------ Data for this task
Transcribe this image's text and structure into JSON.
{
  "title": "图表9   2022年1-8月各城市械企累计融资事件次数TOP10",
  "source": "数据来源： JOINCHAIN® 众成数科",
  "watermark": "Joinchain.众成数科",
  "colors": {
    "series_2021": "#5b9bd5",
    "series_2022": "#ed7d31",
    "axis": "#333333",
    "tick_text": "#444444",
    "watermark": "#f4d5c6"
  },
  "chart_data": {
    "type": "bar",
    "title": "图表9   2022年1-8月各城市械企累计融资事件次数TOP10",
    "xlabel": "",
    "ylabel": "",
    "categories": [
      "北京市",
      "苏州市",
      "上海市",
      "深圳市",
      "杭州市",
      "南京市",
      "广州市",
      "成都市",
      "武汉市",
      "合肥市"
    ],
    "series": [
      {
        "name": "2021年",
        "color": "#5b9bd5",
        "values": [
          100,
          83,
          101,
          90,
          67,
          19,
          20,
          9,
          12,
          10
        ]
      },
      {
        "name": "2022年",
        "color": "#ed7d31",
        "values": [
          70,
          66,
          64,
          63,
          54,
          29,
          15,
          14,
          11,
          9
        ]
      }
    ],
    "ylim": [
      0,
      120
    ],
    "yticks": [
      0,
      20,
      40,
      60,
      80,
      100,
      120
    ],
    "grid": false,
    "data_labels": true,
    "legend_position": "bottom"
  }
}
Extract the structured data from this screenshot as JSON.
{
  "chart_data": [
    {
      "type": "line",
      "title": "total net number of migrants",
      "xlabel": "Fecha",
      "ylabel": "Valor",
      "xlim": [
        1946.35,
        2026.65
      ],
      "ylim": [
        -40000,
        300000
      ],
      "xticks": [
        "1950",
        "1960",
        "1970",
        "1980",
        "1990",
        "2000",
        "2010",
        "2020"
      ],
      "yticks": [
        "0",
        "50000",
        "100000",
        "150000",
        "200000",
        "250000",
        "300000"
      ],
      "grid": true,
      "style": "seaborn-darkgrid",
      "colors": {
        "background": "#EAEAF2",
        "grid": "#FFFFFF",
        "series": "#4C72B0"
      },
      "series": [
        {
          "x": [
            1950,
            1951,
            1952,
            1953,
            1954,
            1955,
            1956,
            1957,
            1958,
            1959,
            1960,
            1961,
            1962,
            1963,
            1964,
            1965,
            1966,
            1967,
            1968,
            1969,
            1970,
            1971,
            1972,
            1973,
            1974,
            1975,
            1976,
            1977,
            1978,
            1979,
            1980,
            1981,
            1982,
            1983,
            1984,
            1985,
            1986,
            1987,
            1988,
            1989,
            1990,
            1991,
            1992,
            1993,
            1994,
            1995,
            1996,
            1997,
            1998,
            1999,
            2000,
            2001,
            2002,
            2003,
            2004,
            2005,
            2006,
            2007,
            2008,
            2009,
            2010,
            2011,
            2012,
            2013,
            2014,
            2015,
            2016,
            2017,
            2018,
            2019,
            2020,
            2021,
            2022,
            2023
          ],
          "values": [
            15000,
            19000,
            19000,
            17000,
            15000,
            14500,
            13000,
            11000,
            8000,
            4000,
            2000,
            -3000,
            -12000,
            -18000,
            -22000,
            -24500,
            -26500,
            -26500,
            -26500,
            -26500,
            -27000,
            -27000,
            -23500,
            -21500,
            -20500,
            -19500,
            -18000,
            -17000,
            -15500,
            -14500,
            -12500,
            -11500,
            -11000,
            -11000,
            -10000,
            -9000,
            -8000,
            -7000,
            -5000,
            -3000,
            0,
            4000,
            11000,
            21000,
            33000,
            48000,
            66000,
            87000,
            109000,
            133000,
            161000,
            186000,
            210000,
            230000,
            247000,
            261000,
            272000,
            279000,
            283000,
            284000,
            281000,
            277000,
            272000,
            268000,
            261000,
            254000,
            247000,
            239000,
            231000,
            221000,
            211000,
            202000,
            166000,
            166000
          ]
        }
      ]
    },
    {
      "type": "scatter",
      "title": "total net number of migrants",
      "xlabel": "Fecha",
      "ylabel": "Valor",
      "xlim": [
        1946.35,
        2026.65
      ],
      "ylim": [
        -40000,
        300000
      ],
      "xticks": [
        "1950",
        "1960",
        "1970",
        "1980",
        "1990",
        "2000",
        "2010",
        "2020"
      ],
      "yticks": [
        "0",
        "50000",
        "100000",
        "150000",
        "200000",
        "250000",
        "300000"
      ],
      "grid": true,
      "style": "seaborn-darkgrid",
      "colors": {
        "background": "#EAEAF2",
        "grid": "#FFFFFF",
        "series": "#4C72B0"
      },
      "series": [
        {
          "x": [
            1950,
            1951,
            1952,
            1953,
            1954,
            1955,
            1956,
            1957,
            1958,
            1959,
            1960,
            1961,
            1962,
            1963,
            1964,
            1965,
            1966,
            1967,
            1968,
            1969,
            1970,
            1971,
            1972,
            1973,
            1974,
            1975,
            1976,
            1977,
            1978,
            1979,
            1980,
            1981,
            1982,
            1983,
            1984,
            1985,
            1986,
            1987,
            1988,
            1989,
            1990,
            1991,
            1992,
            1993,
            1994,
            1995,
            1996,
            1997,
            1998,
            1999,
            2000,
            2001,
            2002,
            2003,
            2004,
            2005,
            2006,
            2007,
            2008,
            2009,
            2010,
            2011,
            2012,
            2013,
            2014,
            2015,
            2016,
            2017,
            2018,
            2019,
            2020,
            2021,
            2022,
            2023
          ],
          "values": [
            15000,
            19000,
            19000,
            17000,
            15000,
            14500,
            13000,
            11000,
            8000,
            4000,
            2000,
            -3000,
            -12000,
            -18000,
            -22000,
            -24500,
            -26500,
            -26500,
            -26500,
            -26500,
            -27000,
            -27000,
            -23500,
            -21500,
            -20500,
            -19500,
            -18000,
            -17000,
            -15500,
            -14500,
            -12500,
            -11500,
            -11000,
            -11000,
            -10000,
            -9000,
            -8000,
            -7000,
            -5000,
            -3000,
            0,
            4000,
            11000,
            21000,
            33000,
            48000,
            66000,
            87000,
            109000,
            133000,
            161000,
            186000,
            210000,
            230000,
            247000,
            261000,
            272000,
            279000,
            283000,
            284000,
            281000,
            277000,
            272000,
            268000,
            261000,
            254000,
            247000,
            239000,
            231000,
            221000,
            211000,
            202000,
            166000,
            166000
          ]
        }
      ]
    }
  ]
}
------------
● **What the task asks**: The records above should be restated word for word, please.

● **Output for this exercise**:
Transcribe this image's text and structure into JSON.
{
  "title": "图表9   2022年1-8月各城市械企累计融资事件次数TOP10",
  "source": "数据来源： JOINCHAIN® 众成数科",
  "watermark": "Joinchain.众成数科",
  "colors": {
    "series_2021": "#5b9bd5",
    "series_2022": "#ed7d31",
    "axis": "#333333",
    "tick_text": "#444444",
    "watermark": "#f4d5c6"
  },
  "chart_data": {
    "type": "bar",
    "title": "图表9   2022年1-8月各城市械企累计融资事件次数TOP10",
    "xlabel": "",
    "ylabel": "",
    "categories": [
      "北京市",
      "苏州市",
      "上海市",
      "深圳市",
      "杭州市",
      "南京市",
      "广州市",
      "成都市",
      "武汉市",
      "合肥市"
    ],
    "series": [
      {
        "name": "2021年",
        "color": "#5b9bd5",
        "values": [
          100,
          83,
          101,
          90,
          67,
          19,
          20,
          9,
          12,
          10
        ]
      },
      {
        "name": "2022年",
        "color": "#ed7d31",
        "values": [
          70,
          66,
          64,
          63,
          54,
          29,
          15,
          14,
          11,
          9
        ]
      }
    ],
    "ylim": [
      0,
      120
    ],
    "yticks": [
      0,
      20,
      40,
      60,
      80,
      100,
      120
    ],
    "grid": false,
    "data_labels": true,
    "legend_position": "bottom"
  }
}
Extract the structured data from this screenshot as JSON.
{
  "chart_data": [
    {
      "type": "line",
      "title": "total net number of migrants",
      "xlabel": "Fecha",
      "ylabel": "Valor",
      "xlim": [
        1946.35,
        2026.65
      ],
      "ylim": [
        -40000,
        300000
      ],
      "xticks": [
        "1950",
        "1960",
        "1970",
        "1980",
        "1990",
        "2000",
        "2010",
        "2020"
      ],
      "yticks": [
        "0",
        "50000",
        "100000",
        "150000",
        "200000",
        "250000",
        "300000"
      ],
      "grid": true,
      "style": "seaborn-darkgrid",
      "colors": {
        "background": "#EAEAF2",
        "grid": "#FFFFFF",
        "series": "#4C72B0"
      },
      "series": [
        {
          "x": [
            1950,
            1951,
            1952,
            1953,
            1954,
            1955,
            1956,
            1957,
            1958,
            1959,
            1960,
            1961,
            1962,
            1963,
            1964,
            1965,
            1966,
            1967,
            1968,
            1969,
            1970,
            1971,
            1972,
            1973,
            1974,
            1975,
            1976,
            1977,
            1978,
            1979,
            1980,
            1981,
            1982,
            1983,
            1984,
            1985,
            1986,
            1987,
            1988,
            1989,
            1990,
            1991,
            1992,
            1993,
            1994,
            1995,
            1996,
            1997,
            1998,
            1999,
            2000,
            2001,
            2002,
            2003,
            2004,
            2005,
            2006,
            2007,
            2008,
            2009,
            2010,
            2011,
            2012,
            2013,
            2014,
            2015,
            2016,
            2017,
            2018,
            2019,
            2020,
            2021,
            2022,
            2023
          ],
          "values": [
            15000,
            19000,
            19000,
            17000,
            15000,
            14500,
            13000,
            11000,
            8000,
            4000,
            2000,
            -3000,
            -12000,
            -18000,
            -22000,
            -24500,
            -26500,
            -26500,
            -26500,
            -26500,
            -27000,
            -27000,
            -23500,
            -21500,
            -20500,
            -19500,
            -18000,
            -17000,
            -15500,
            -14500,
            -12500,
            -11500,
            -11000,
            -11000,
            -10000,
            -9000,
            -8000,
            -7000,
            -5000,
            -3000,
            0,
            4000,
            11000,
            21000,
            33000,
            48000,
            66000,
            87000,
            109000,
            133000,
            161000,
            186000,
            210000,
            230000,
            247000,
            261000,
            272000,
            279000,
            283000,
            284000,
            281000,
            277000,
            272000,
            268000,
            261000,
            254000,
            247000,
            239000,
            231000,
            221000,
            211000,
            202000,
            166000,
            166000
          ]
        }
      ]
    },
    {
      "type": "scatter",
      "title": "total net number of migrants",
      "xlabel": "Fecha",
      "ylabel": "Valor",
      "xlim": [
        1946.35,
        2026.65
      ],
      "ylim": [
        -40000,
        300000
      ],
      "xticks": [
        "1950",
        "1960",
        "1970",
        "1980",
        "1990",
        "2000",
        "2010",
        "2020"
      ],
      "yticks": [
        "0",
        "50000",
        "100000",
        "150000",
        "200000",
        "250000",
        "300000"
      ],
      "grid": true,
      "style": "seaborn-darkgrid",
      "colors": {
        "background": "#EAEAF2",
        "grid": "#FFFFFF",
        "series": "#4C72B0"
      },
      "series": [
        {
          "x": [
            1950,
            1951,
            1952,
            1953,
            1954,
            1955,
            1956,
            1957,
            1958,
            1959,
            1960,
            1961,
            1962,
            1963,
            1964,
            1965,
            1966,
            1967,
            1968,
            1969,
            1970,
            1971,
            1972,
            1973,
            1974,
            1975,
            1976,
            1977,
            1978,
            1979,
            1980,
            1981,
            1982,
            1983,
            1984,
            1985,
            1986,
            1987,
            1988,
            1989,
            1990,
            1991,
            1992,
            1993,
            1994,
            1995,
            1996,
            1997,
            1998,
            1999,
            2000,
            2001,
            2002,
            2003,
            2004,
            2005,
            2006,
            2007,
            2008,
            2009,
            2010,
            2011,
            2012,
            2013,
            2014,
            2015,
            2016,
            2017,
            2018,
            2019,
            2020,
            2021,
            2022,
            2023
          ],
          "values": [
            15000,
            19000,
            19000,
            17000,
            15000,
            14500,
            13000,
            11000,
            8000,
            4000,
            2000,
            -3000,
            -12000,
            -18000,
            -22000,
            -24500,
            -26500,
            -26500,
            -26500,
            -26500,
            -27000,
            -27000,
            -23500,
            -21500,
            -20500,
            -19500,
            -18000,
            -17000,
            -15500,
            -14500,
            -12500,
            -11500,
            -11000,
            -11000,
            -10000,
            -9000,
            -8000,
            -7000,
            -5000,
            -3000,
            0,
            4000,
            11000,
            21000,
            33000,
            48000,
            66000,
            87000,
            109000,
            133000,
            161000,
            186000,
            210000,
            230000,
            247000,
            261000,
            272000,
            279000,
            283000,
            284000,
            281000,
            277000,
            272000,
            268000,
            261000,
            254000,
            247000,
            239000,
            231000,
            221000,
            211000,
            202000,
            166000,
            166000
          ]
        }
      ]
    }
  ]
}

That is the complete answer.